_GIVEN INSTRUCTION:_
The records below need retyping in full; give them again exactly.
-- start of PROVIDED ENTRIES --
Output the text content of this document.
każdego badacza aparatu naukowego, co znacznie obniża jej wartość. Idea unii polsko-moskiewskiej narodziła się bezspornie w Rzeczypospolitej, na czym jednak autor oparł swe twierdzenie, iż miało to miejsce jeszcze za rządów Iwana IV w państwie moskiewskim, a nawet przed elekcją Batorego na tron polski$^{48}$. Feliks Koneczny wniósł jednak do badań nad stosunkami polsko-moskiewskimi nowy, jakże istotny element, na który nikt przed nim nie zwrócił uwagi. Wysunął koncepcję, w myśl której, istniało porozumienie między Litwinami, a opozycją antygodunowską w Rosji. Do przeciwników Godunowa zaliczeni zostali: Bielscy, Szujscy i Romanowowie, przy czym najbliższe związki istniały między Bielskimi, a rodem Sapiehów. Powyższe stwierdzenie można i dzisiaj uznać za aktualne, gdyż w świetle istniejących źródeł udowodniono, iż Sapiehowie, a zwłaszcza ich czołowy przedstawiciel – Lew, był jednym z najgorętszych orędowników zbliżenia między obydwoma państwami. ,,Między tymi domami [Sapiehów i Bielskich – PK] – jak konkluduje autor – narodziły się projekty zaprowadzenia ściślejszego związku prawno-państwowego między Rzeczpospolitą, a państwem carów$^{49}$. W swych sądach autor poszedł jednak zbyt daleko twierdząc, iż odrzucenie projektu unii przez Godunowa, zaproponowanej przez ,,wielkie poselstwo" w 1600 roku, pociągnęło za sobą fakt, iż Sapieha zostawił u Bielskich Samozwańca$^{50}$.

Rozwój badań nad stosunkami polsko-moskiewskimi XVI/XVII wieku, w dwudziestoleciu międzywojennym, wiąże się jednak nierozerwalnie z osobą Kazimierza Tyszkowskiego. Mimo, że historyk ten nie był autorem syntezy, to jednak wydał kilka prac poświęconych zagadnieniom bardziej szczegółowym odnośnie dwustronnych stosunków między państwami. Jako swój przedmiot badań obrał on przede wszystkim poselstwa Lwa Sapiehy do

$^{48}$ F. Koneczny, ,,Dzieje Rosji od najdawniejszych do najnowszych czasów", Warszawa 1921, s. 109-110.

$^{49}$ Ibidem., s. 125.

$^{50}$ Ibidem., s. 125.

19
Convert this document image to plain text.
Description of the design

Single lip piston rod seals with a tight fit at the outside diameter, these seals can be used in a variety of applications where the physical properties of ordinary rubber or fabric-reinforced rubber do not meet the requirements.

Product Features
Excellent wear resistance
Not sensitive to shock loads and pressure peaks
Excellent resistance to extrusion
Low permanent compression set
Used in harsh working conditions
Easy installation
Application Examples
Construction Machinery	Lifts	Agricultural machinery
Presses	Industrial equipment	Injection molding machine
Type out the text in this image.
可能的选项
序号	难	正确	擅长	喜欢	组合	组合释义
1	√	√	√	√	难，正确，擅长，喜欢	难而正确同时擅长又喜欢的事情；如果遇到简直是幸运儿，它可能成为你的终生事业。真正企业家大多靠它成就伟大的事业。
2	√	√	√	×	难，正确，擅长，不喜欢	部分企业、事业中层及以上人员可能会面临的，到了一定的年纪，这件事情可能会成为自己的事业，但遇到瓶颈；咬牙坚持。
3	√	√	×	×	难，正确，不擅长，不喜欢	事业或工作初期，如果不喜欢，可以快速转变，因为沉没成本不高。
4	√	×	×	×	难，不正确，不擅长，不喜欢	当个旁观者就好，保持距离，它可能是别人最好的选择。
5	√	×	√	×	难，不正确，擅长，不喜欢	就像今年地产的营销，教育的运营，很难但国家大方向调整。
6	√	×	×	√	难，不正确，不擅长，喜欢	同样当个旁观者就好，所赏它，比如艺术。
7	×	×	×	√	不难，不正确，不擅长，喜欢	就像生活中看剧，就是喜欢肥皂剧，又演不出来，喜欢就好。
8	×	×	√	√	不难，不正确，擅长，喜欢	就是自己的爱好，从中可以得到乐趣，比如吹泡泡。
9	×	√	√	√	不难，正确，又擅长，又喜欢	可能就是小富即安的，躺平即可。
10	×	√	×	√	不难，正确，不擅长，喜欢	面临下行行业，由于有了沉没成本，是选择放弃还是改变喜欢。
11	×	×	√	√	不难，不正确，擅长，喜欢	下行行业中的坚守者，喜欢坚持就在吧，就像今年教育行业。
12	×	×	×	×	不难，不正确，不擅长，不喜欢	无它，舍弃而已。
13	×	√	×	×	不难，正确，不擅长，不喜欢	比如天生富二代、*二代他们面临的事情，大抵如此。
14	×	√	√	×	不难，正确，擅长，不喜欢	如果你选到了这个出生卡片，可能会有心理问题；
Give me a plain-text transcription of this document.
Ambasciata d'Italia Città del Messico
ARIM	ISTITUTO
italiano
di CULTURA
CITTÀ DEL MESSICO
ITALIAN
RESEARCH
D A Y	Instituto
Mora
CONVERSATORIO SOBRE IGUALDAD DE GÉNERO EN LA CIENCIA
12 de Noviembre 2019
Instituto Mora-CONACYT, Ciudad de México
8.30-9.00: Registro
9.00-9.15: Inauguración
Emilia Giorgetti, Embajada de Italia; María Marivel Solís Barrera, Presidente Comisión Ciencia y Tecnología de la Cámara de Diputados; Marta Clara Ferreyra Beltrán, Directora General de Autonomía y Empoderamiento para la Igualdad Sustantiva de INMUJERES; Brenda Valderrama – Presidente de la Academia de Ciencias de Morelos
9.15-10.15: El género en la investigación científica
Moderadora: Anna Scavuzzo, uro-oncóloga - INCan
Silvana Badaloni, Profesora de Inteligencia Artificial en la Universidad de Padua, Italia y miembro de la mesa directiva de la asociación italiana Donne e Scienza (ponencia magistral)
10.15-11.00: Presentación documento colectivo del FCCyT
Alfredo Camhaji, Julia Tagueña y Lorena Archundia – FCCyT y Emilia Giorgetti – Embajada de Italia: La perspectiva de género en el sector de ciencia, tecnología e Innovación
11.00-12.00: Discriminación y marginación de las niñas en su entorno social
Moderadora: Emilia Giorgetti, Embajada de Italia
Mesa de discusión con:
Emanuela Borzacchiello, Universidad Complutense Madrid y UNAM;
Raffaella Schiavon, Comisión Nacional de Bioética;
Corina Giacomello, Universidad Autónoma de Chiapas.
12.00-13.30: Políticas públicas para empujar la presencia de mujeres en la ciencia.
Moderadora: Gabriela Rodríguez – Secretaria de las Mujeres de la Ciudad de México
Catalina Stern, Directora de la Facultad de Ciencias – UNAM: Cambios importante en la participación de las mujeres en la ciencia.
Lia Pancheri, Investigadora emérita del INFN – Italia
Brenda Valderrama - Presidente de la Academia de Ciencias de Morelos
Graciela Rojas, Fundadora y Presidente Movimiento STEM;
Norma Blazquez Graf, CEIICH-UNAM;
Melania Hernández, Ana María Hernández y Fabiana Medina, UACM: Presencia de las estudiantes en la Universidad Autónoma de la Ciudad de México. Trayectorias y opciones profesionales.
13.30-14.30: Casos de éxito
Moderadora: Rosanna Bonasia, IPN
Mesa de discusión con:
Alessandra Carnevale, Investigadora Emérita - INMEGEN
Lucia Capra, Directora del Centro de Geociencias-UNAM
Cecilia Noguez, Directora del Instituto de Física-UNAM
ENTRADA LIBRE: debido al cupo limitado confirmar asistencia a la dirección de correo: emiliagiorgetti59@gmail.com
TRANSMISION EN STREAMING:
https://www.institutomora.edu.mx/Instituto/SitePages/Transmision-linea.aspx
-- end of PROVIDED ENTRIES --
_RESPONSE TO THE EXERCISE:_
Output the text content of this document.
każdego badacza aparatu naukowego, co znacznie obniża jej wartość. Idea unii polsko-moskiewskiej narodziła się bezspornie w Rzeczypospolitej, na czym jednak autor oparł swe twierdzenie, iż miało to miejsce jeszcze za rządów Iwana IV w państwie moskiewskim, a nawet przed elekcją Batorego na tron polski$^{48}$. Feliks Koneczny wniósł jednak do badań nad stosunkami polsko-moskiewskimi nowy, jakże istotny element, na który nikt przed nim nie zwrócił uwagi. Wysunął koncepcję, w myśl której, istniało porozumienie między Litwinami, a opozycją antygodunowską w Rosji. Do przeciwników Godunowa zaliczeni zostali: Bielscy, Szujscy i Romanowowie, przy czym najbliższe związki istniały między Bielskimi, a rodem Sapiehów. Powyższe stwierdzenie można i dzisiaj uznać za aktualne, gdyż w świetle istniejących źródeł udowodniono, iż Sapiehowie, a zwłaszcza ich czołowy przedstawiciel – Lew, był jednym z najgorętszych orędowników zbliżenia między obydwoma państwami. ,,Między tymi domami [Sapiehów i Bielskich – PK] – jak konkluduje autor – narodziły się projekty zaprowadzenia ściślejszego związku prawno-państwowego między Rzeczpospolitą, a państwem carów$^{49}$. W swych sądach autor poszedł jednak zbyt daleko twierdząc, iż odrzucenie projektu unii przez Godunowa, zaproponowanej przez ,,wielkie poselstwo" w 1600 roku, pociągnęło za sobą fakt, iż Sapieha zostawił u Bielskich Samozwańca$^{50}$.

Rozwój badań nad stosunkami polsko-moskiewskimi XVI/XVII wieku, w dwudziestoleciu międzywojennym, wiąże się jednak nierozerwalnie z osobą Kazimierza Tyszkowskiego. Mimo, że historyk ten nie był autorem syntezy, to jednak wydał kilka prac poświęconych zagadnieniom bardziej szczegółowym odnośnie dwustronnych stosunków między państwami. Jako swój przedmiot badań obrał on przede wszystkim poselstwa Lwa Sapiehy do

$^{48}$ F. Koneczny, ,,Dzieje Rosji od najdawniejszych do najnowszych czasów", Warszawa 1921, s. 109-110.

$^{49}$ Ibidem., s. 125.

$^{50}$ Ibidem., s. 125.

19
Convert this document image to plain text.
Description of the design

Single lip piston rod seals with a tight fit at the outside diameter, these seals can be used in a variety of applications where the physical properties of ordinary rubber or fabric-reinforced rubber do not meet the requirements.

Product Features
Excellent wear resistance
Not sensitive to shock loads and pressure peaks
Excellent resistance to extrusion
Low permanent compression set
Used in harsh working conditions
Easy installation
Application Examples
Construction Machinery	Lifts	Agricultural machinery
Presses	Industrial equipment	Injection molding machine
Type out the text in this image.
可能的选项
序号	难	正确	擅长	喜欢	组合	组合释义
1	√	√	√	√	难，正确，擅长，喜欢	难而正确同时擅长又喜欢的事情；如果遇到简直是幸运儿，它可能成为你的终生事业。真正企业家大多靠它成就伟大的事业。
2	√	√	√	×	难，正确，擅长，不喜欢	部分企业、事业中层及以上人员可能会面临的，到了一定的年纪，这件事情可能会成为自己的事业，但遇到瓶颈；咬牙坚持。
3	√	√	×	×	难，正确，不擅长，不喜欢	事业或工作初期，如果不喜欢，可以快速转变，因为沉没成本不高。
4	√	×	×	×	难，不正确，不擅长，不喜欢	当个旁观者就好，保持距离，它可能是别人最好的选择。
5	√	×	√	×	难，不正确，擅长，不喜欢	就像今年地产的营销，教育的运营，很难但国家大方向调整。
6	√	×	×	√	难，不正确，不擅长，喜欢	同样当个旁观者就好，所赏它，比如艺术。
7	×	×	×	√	不难，不正确，不擅长，喜欢	就像生活中看剧，就是喜欢肥皂剧，又演不出来，喜欢就好。
8	×	×	√	√	不难，不正确，擅长，喜欢	就是自己的爱好，从中可以得到乐趣，比如吹泡泡。
9	×	√	√	√	不难，正确，又擅长，又喜欢	可能就是小富即安的，躺平即可。
10	×	√	×	√	不难，正确，不擅长，喜欢	面临下行行业，由于有了沉没成本，是选择放弃还是改变喜欢。
11	×	×	√	√	不难，不正确，擅长，喜欢	下行行业中的坚守者，喜欢坚持就在吧，就像今年教育行业。
12	×	×	×	×	不难，不正确，不擅长，不喜欢	无它，舍弃而已。
13	×	√	×	×	不难，正确，不擅长，不喜欢	比如天生富二代、*二代他们面临的事情，大抵如此。
14	×	√	√	×	不难，正确，擅长，不喜欢	如果你选到了这个出生卡片，可能会有心理问题；
Give me a plain-text transcription of this document.
Ambasciata d'Italia Città del Messico
ARIM	ISTITUTO
italiano
di CULTURA
CITTÀ DEL MESSICO
ITALIAN
RESEARCH
D A Y	Instituto
Mora
CONVERSATORIO SOBRE IGUALDAD DE GÉNERO EN LA CIENCIA
12 de Noviembre 2019
Instituto Mora-CONACYT, Ciudad de México
8.30-9.00: Registro
9.00-9.15: Inauguración
Emilia Giorgetti, Embajada de Italia; María Marivel Solís Barrera, Presidente Comisión Ciencia y Tecnología de la Cámara de Diputados; Marta Clara Ferreyra Beltrán, Directora General de Autonomía y Empoderamiento para la Igualdad Sustantiva de INMUJERES; Brenda Valderrama – Presidente de la Academia de Ciencias de Morelos
9.15-10.15: El género en la investigación científica
Moderadora: Anna Scavuzzo, uro-oncóloga - INCan
Silvana Badaloni, Profesora de Inteligencia Artificial en la Universidad de Padua, Italia y miembro de la mesa directiva de la asociación italiana Donne e Scienza (ponencia magistral)
10.15-11.00: Presentación documento colectivo del FCCyT
Alfredo Camhaji, Julia Tagueña y Lorena Archundia – FCCyT y Emilia Giorgetti – Embajada de Italia: La perspectiva de género en el sector de ciencia, tecnología e Innovación
11.00-12.00: Discriminación y marginación de las niñas en su entorno social
Moderadora: Emilia Giorgetti, Embajada de Italia
Mesa de discusión con:
Emanuela Borzacchiello, Universidad Complutense Madrid y UNAM;
Raffaella Schiavon, Comisión Nacional de Bioética;
Corina Giacomello, Universidad Autónoma de Chiapas.
12.00-13.30: Políticas públicas para empujar la presencia de mujeres en la ciencia.
Moderadora: Gabriela Rodríguez – Secretaria de las Mujeres de la Ciudad de México
Catalina Stern, Directora de la Facultad de Ciencias – UNAM: Cambios importante en la participación de las mujeres en la ciencia.
Lia Pancheri, Investigadora emérita del INFN – Italia
Brenda Valderrama - Presidente de la Academia de Ciencias de Morelos
Graciela Rojas, Fundadora y Presidente Movimiento STEM;
Norma Blazquez Graf, CEIICH-UNAM;
Melania Hernández, Ana María Hernández y Fabiana Medina, UACM: Presencia de las estudiantes en la Universidad Autónoma de la Ciudad de México. Trayectorias y opciones profesionales.
13.30-14.30: Casos de éxito
Moderadora: Rosanna Bonasia, IPN
Mesa de discusión con:
Alessandra Carnevale, Investigadora Emérita - INMEGEN
Lucia Capra, Directora del Centro de Geociencias-UNAM
Cecilia Noguez, Directora del Instituto de Física-UNAM
ENTRADA LIBRE: debido al cupo limitado confirmar asistencia a la dirección de correo: emiliagiorgetti59@gmail.com
TRANSMISION EN STREAMING:
https://www.institutomora.edu.mx/Instituto/SitePages/Transmision-linea.aspx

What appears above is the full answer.